= Task instructions =
Transcribe every entry word for word. Skip the pictures.
□ □ □ □ □ □ □
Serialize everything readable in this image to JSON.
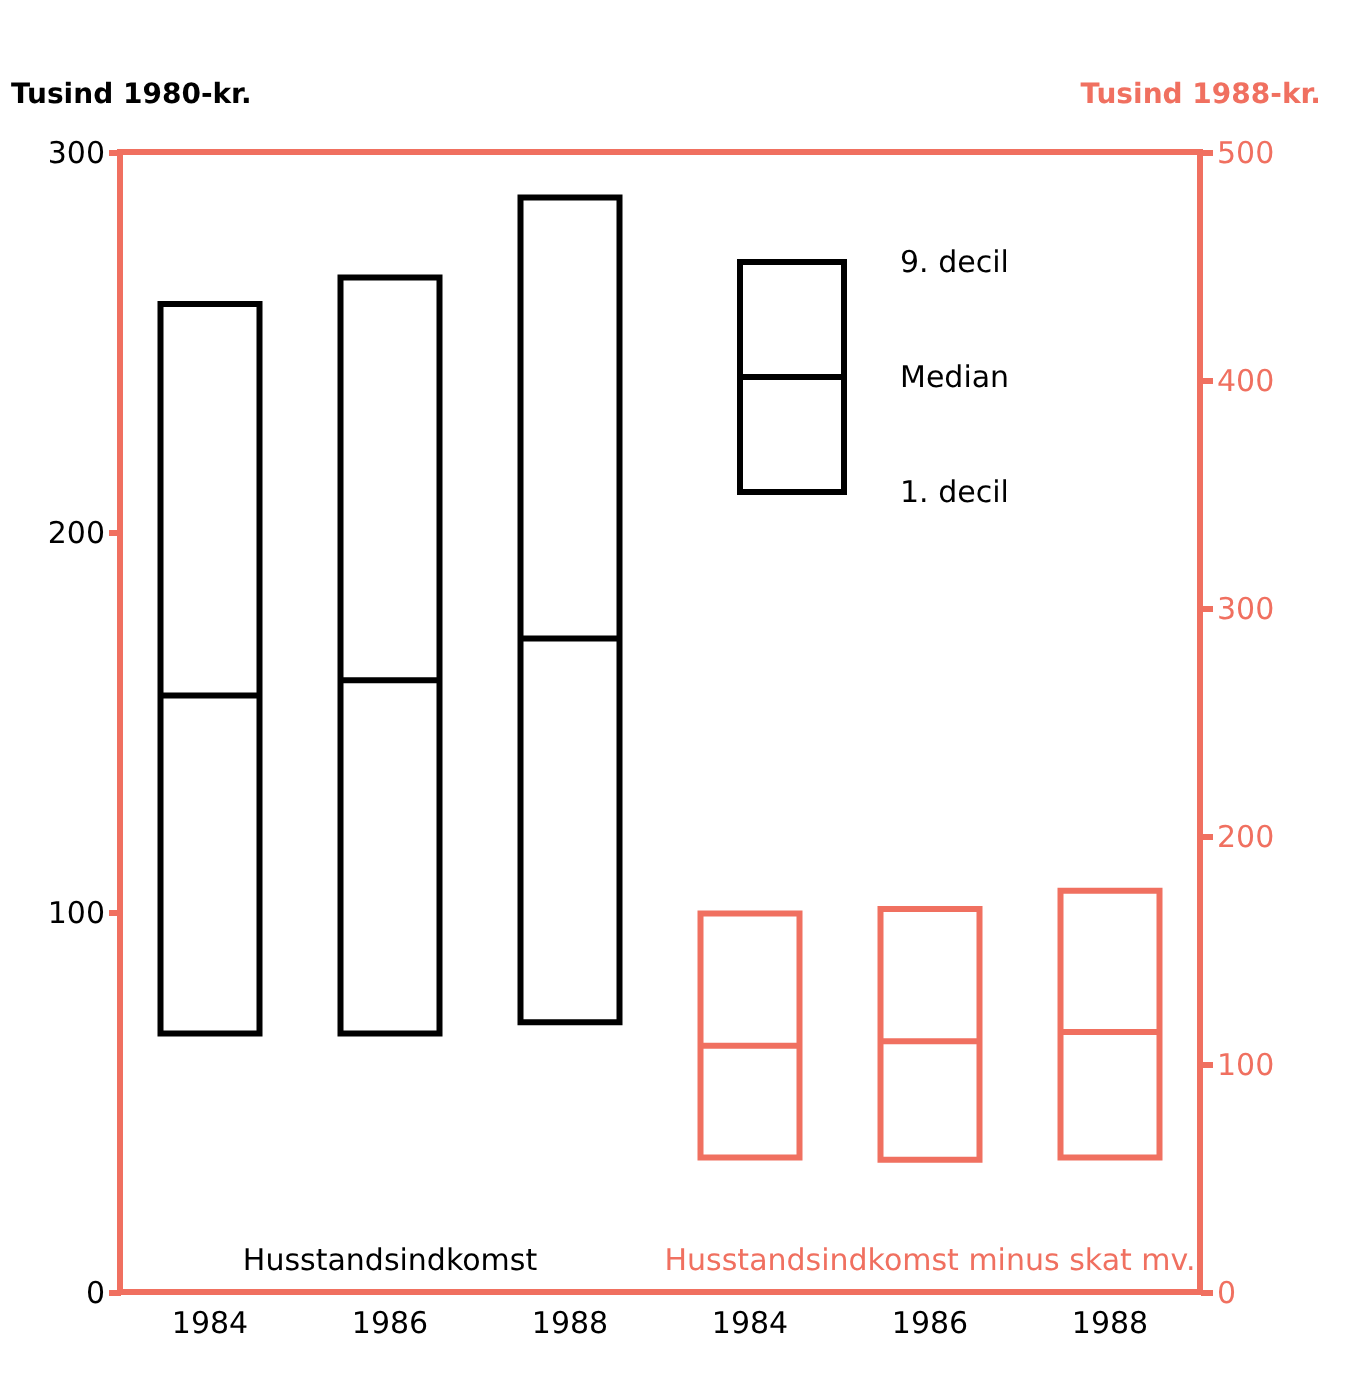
{
  "chart_data": {
    "type": "box",
    "ylabel": "Tusind 1980-kr.",
    "y2label": "Tusind 1988-kr.",
    "categories": [
      "1984",
      "1986",
      "1988",
      "1984",
      "1986",
      "1988"
    ],
    "ylim": [
      0,
      300
    ],
    "yticks": [
      0,
      100,
      200,
      300
    ],
    "y2lim": [
      0,
      500
    ],
    "y2ticks": [
      0,
      100,
      200,
      300,
      400,
      500
    ],
    "grid": false,
    "annotations": [
      "9. decil",
      "Median",
      "1. decil"
    ],
    "series": [
      {
        "name": "Husstandsindkomst",
        "color": "#000000",
        "boxes": [
          {
            "low": 68,
            "q1": 68,
            "median": 157,
            "q3": 260,
            "high": 260
          },
          {
            "low": 68,
            "q1": 68,
            "median": 161,
            "q3": 267,
            "high": 267
          },
          {
            "low": 71,
            "q1": 71,
            "median": 172,
            "q3": 288,
            "high": 288
          },
          null,
          null,
          null
        ]
      },
      {
        "name": "Husstandsindkomst minus skat mv.",
        "color": "#f07060",
        "axis": "y2",
        "boxes": [
          null,
          null,
          null,
          {
            "low": 59,
            "q1": 59,
            "median": 108,
            "q3": 166,
            "high": 166
          },
          {
            "low": 58,
            "q1": 58,
            "median": 110,
            "q3": 168,
            "high": 168
          },
          {
            "low": 59,
            "q1": 59,
            "median": 114,
            "q3": 176,
            "high": 176
          }
        ]
      }
    ]
  }
}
□ □ □ □ □ □ □
= Reply to the exercise =
Serialize everything readable in this image to JSON.
{
  "chart_data": {
    "type": "box",
    "ylabel": "Tusind 1980-kr.",
    "y2label": "Tusind 1988-kr.",
    "categories": [
      "1984",
      "1986",
      "1988",
      "1984",
      "1986",
      "1988"
    ],
    "ylim": [
      0,
      300
    ],
    "yticks": [
      0,
      100,
      200,
      300
    ],
    "y2lim": [
      0,
      500
    ],
    "y2ticks": [
      0,
      100,
      200,
      300,
      400,
      500
    ],
    "grid": false,
    "annotations": [
      "9. decil",
      "Median",
      "1. decil"
    ],
    "series": [
      {
        "name": "Husstandsindkomst",
        "color": "#000000",
        "boxes": [
          {
            "low": 68,
            "q1": 68,
            "median": 157,
            "q3": 260,
            "high": 260
          },
          {
            "low": 68,
            "q1": 68,
            "median": 161,
            "q3": 267,
            "high": 267
          },
          {
            "low": 71,
            "q1": 71,
            "median": 172,
            "q3": 288,
            "high": 288
          },
          null,
          null,
          null
        ]
      },
      {
        "name": "Husstandsindkomst minus skat mv.",
        "color": "#f07060",
        "axis": "y2",
        "boxes": [
          null,
          null,
          null,
          {
            "low": 59,
            "q1": 59,
            "median": 108,
            "q3": 166,
            "high": 166
          },
          {
            "low": 58,
            "q1": 58,
            "median": 110,
            "q3": 168,
            "high": 168
          },
          {
            "low": 59,
            "q1": 59,
            "median": 114,
            "q3": 176,
            "high": 176
          }
        ]
      }
    ]
  }
}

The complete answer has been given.